• [What you need to do]:
Print every entry, word for word, and skip the images.

━━ Extracted data

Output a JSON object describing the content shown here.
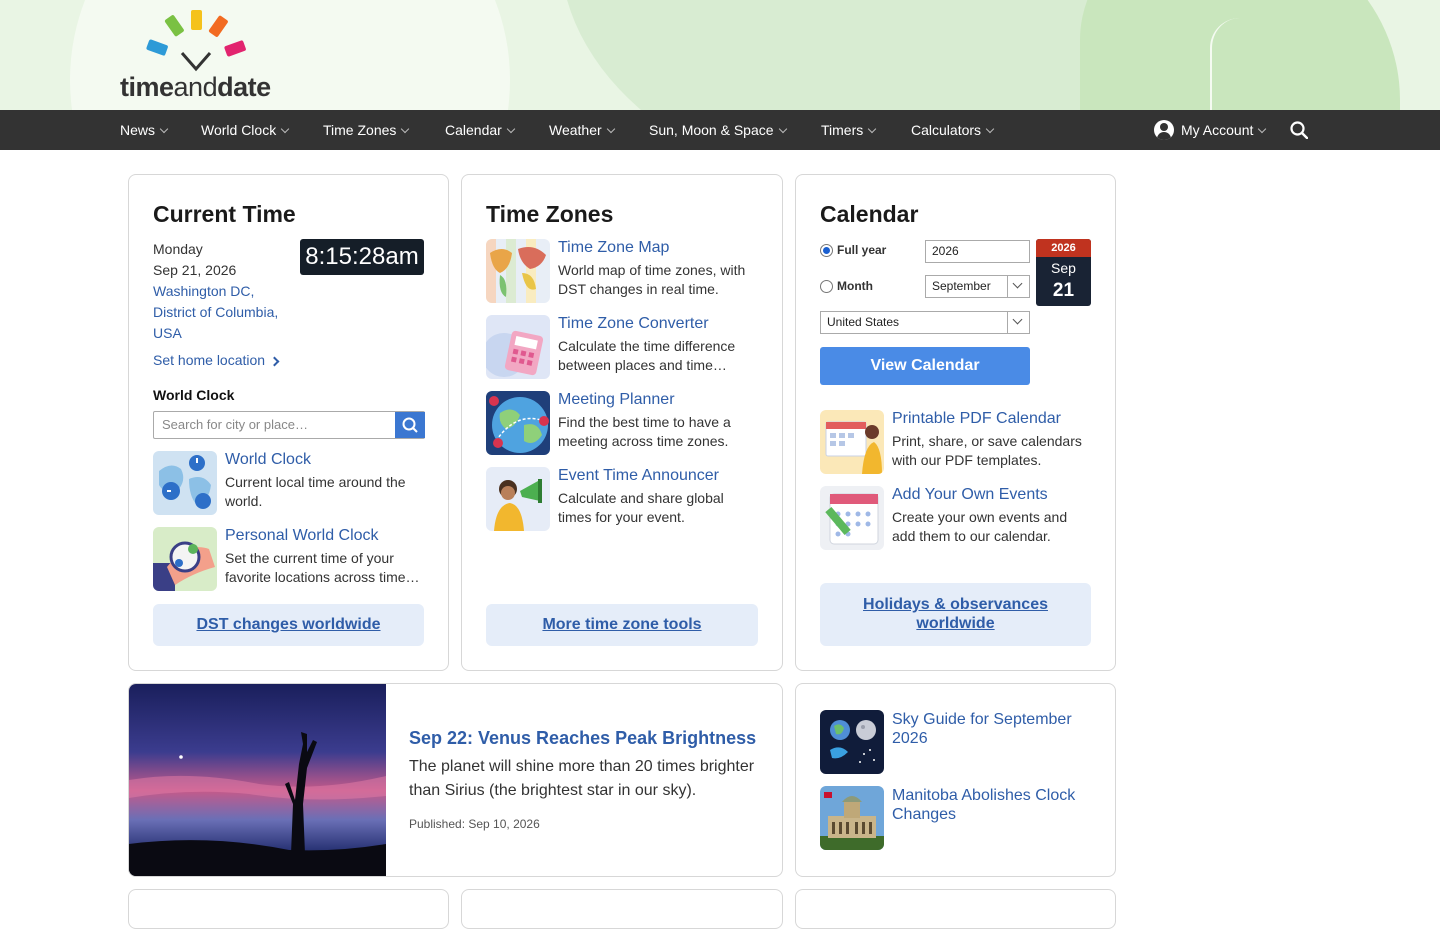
{
  "brand": {
    "logo_text_a": "time",
    "logo_text_b": "and",
    "logo_text_c": "date"
  },
  "nav": {
    "items": [
      "News",
      "World Clock",
      "Time Zones",
      "Calendar",
      "Weather",
      "Sun, Moon & Space",
      "Timers",
      "Calculators"
    ],
    "account": "My Account"
  },
  "current_time": {
    "title": "Current Time",
    "weekday": "Monday",
    "date": "Sep 21, 2026",
    "location_line1": "Washington DC,",
    "location_line2": "District of Columbia,",
    "location_line3": "USA",
    "clock": "8:15:28am",
    "set_home": "Set home location",
    "world_clock_label": "World Clock",
    "search_placeholder": "Search for city or place…",
    "tools": [
      {
        "title": "World Clock",
        "desc": "Current local time around the world."
      },
      {
        "title": "Personal World Clock",
        "desc": "Set the current time of your favorite locations across time…"
      }
    ],
    "button": "DST changes worldwide"
  },
  "time_zones": {
    "title": "Time Zones",
    "tools": [
      {
        "title": "Time Zone Map",
        "desc": "World map of time zones, with DST changes in real time."
      },
      {
        "title": "Time Zone Converter",
        "desc": "Calculate the time difference between places and time…"
      },
      {
        "title": "Meeting Planner",
        "desc": "Find the best time to have a meeting across time zones."
      },
      {
        "title": "Event Time Announcer",
        "desc": "Calculate and share global times for your event."
      }
    ],
    "button": "More time zone tools"
  },
  "calendar": {
    "title": "Calendar",
    "full_year_label": "Full year",
    "month_label": "Month",
    "year_value": "2026",
    "month_value": "September",
    "country_value": "United States",
    "icon_year": "2026",
    "icon_month": "Sep",
    "icon_day": "21",
    "view_button": "View Calendar",
    "tools": [
      {
        "title": "Printable PDF Calendar",
        "desc": "Print, share, or save calendars with our PDF templates."
      },
      {
        "title": "Add Your Own Events",
        "desc": "Create your own events and add them to our calendar."
      }
    ],
    "button_line1": "Holidays & observances",
    "button_line2": "worldwide"
  },
  "feature": {
    "headline": "Sep 22: Venus Reaches Peak Brightness",
    "body": "The planet will shine more than 20 times brighter than Sirius (the brightest star in our sky).",
    "published": "Published: Sep 10, 2026"
  },
  "side_news": [
    {
      "title": "Sky Guide for September 2026"
    },
    {
      "title": "Manitoba Abolishes Clock Changes"
    }
  ]
}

━━━━

• [Answer]:
Output a JSON object describing the content shown here.
{
  "brand": {
    "logo_text_a": "time",
    "logo_text_b": "and",
    "logo_text_c": "date"
  },
  "nav": {
    "items": [
      "News",
      "World Clock",
      "Time Zones",
      "Calendar",
      "Weather",
      "Sun, Moon & Space",
      "Timers",
      "Calculators"
    ],
    "account": "My Account"
  },
  "current_time": {
    "title": "Current Time",
    "weekday": "Monday",
    "date": "Sep 21, 2026",
    "location_line1": "Washington DC,",
    "location_line2": "District of Columbia,",
    "location_line3": "USA",
    "clock": "8:15:28am",
    "set_home": "Set home location",
    "world_clock_label": "World Clock",
    "search_placeholder": "Search for city or place…",
    "tools": [
      {
        "title": "World Clock",
        "desc": "Current local time around the world."
      },
      {
        "title": "Personal World Clock",
        "desc": "Set the current time of your favorite locations across time…"
      }
    ],
    "button": "DST changes worldwide"
  },
  "time_zones": {
    "title": "Time Zones",
    "tools": [
      {
        "title": "Time Zone Map",
        "desc": "World map of time zones, with DST changes in real time."
      },
      {
        "title": "Time Zone Converter",
        "desc": "Calculate the time difference between places and time…"
      },
      {
        "title": "Meeting Planner",
        "desc": "Find the best time to have a meeting across time zones."
      },
      {
        "title": "Event Time Announcer",
        "desc": "Calculate and share global times for your event."
      }
    ],
    "button": "More time zone tools"
  },
  "calendar": {
    "title": "Calendar",
    "full_year_label": "Full year",
    "month_label": "Month",
    "year_value": "2026",
    "month_value": "September",
    "country_value": "United States",
    "icon_year": "2026",
    "icon_month": "Sep",
    "icon_day": "21",
    "view_button": "View Calendar",
    "tools": [
      {
        "title": "Printable PDF Calendar",
        "desc": "Print, share, or save calendars with our PDF templates."
      },
      {
        "title": "Add Your Own Events",
        "desc": "Create your own events and add them to our calendar."
      }
    ],
    "button_line1": "Holidays & observances",
    "button_line2": "worldwide"
  },
  "feature": {
    "headline": "Sep 22: Venus Reaches Peak Brightness",
    "body": "The planet will shine more than 20 times brighter than Sirius (the brightest star in our sky).",
    "published": "Published: Sep 10, 2026"
  },
  "side_news": [
    {
      "title": "Sky Guide for September 2026"
    },
    {
      "title": "Manitoba Abolishes Clock Changes"
    }
  ]
}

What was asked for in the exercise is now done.